Police facing racial justice demonstrators in Minneapolis, Minnesota

Police move toward demonstrators, Sunday, May 31, 2020, following the death of George Floyd, who died after being restrained by Minneapolis police officers on May 25.

Before you think this clause opens to a sentence and story about religion, because it leans on the word “parable,” it doesn’t — unless your embrace of religion, of whatever stripe, grows from a foundation of selfless service to others. Rather, it is the essence of an inspiring profile by Kurt Streeter of the New York Times, who wrote about the life and times of Charles Adams, a Minneapolis police officer who happens to be Black. Or, as Adams himself put it, a Black man who happened to be a police officer, and especially one who happened to be a police officer when George Floyd died under the knee of a fellow cop, and Adams found himself draped in riot gear, shoulder-to-shoulder with his brothers in blue, facing the walls of demonstrators who took to the streets demanding an end to police violence.

This is not the first time I’ve wondered how people like Adams navigate the line between Black and blue. It has happened every time there is a police shooting. I don’t presume every Black police officer would answer the question as Adams did. But his answer, and how he got to it, makes for a story worth reading. Oddly, it offers a bit of beauty (humanity) that refused to yield to easy power and surrender to societal pain.

The short version: Adams grew up on Minneapolis’ North side, considered one of the rougher parts of the Twin Cities. He went to Minneapolis North High School. Once he became a cop, he continued to live in his old neighborhood, requested assignment to North as the school police officer, and volunteered to coach the school’s losing football team. With patience, determination and a lot of love, he turned that team into a winner — and no doubt turned some young lives around along the way.

Streeter wrote that far better, but still in tight form that shows how time and personality can be captured in two short paragraphs:

Adams could have left his neighborhood behind. But he never did. For all its troubles, he loved its rough-hewn warmth. As an officer, he became a fixture. “One of the rocks of this community,” as a local pastor described him.

When Adams decided to become a high school coach during his off time, he did so at his struggling alma mater, Minneapolis North, four blocks from his childhood home. He turned a doormat team into a champion, his coaching powered by his ability to connect.

Data supplied:
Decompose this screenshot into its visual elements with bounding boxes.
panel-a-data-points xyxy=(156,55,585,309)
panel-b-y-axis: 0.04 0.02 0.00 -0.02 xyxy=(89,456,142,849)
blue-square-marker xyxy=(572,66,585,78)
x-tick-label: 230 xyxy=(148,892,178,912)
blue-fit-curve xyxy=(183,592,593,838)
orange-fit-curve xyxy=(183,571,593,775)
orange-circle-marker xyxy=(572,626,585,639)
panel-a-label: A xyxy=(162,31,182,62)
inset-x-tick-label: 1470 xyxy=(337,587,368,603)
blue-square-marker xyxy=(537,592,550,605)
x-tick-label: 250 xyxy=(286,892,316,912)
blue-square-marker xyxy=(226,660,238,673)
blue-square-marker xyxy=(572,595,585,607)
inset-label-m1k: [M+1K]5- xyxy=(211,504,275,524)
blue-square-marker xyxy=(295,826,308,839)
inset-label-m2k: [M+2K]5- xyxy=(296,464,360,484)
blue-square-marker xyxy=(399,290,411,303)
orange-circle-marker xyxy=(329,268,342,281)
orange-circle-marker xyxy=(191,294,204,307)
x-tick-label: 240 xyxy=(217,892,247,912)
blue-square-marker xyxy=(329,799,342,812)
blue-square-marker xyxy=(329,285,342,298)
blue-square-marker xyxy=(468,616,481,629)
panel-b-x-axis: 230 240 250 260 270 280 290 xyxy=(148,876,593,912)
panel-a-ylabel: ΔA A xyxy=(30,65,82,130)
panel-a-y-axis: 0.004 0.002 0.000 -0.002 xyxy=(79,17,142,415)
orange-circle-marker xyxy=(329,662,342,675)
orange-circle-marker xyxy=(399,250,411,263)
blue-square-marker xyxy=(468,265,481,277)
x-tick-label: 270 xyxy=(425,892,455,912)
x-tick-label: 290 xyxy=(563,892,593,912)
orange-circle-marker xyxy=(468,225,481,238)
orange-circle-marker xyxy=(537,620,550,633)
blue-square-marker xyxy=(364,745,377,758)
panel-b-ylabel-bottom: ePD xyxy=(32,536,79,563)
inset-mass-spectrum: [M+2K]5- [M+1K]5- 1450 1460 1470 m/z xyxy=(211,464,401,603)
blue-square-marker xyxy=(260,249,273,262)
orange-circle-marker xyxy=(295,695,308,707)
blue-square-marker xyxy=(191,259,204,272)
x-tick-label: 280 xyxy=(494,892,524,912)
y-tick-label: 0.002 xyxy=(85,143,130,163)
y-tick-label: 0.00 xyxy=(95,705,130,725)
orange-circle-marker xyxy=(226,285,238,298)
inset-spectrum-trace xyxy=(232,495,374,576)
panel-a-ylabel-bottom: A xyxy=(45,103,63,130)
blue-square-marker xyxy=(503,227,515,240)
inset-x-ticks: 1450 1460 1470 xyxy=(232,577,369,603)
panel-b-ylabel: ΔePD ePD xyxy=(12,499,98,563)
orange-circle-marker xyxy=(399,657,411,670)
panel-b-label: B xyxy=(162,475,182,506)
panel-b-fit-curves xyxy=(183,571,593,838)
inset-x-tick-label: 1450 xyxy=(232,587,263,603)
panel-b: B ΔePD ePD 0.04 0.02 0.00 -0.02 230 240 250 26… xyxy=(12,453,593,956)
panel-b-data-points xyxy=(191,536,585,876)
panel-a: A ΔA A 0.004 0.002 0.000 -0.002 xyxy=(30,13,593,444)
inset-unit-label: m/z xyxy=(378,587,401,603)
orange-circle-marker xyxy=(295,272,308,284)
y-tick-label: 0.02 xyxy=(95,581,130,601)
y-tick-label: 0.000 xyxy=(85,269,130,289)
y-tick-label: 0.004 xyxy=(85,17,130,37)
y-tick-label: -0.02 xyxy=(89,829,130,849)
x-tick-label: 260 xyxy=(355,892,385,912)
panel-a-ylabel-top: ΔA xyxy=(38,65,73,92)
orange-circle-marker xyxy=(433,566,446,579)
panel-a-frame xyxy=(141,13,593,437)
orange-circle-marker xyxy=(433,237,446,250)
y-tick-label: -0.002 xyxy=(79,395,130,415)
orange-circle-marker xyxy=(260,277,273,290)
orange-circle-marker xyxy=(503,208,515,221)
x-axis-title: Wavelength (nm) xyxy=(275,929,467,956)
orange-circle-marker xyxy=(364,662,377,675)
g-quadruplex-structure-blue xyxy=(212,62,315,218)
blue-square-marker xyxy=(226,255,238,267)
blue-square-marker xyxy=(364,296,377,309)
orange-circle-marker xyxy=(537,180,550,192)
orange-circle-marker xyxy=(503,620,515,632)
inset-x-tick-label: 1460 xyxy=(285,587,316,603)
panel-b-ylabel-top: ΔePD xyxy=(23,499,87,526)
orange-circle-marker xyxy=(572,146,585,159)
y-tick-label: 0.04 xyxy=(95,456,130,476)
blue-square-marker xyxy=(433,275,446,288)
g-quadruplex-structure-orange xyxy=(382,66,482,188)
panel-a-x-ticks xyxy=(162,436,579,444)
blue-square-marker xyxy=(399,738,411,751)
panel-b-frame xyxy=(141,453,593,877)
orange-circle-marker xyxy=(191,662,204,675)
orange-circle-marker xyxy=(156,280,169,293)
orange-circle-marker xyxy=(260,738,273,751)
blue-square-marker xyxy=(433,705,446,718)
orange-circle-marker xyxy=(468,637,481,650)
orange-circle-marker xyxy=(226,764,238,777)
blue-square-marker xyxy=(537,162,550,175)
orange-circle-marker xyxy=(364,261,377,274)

Activity 1:
From the text about Minneapolis police officer Charles Adams, extract the passage that begins at the words "Police facing racial" and ends after the words "officers on May 25.".
Activity 2:
Translate this sentence from the text about Minneapolis police officer Charles Adams into Spanish: "The short version: Adams grew up on Minneapolis’ North side, considered one of the rougher parts of the Twin Cities."

Task response 1:
Police facing racial justice demonstrators in Minneapolis, Minnesota

Police move toward demonstrators, Sunday, May 31, 2020, following the death of George Floyd, who died after being restrained by Minneapolis police officers on May 25.

Task response 2:
En resumen: Adams creció en el lado norte de Minneapolis, considerado una de las zonas más duras de las Ciudades Gemelas.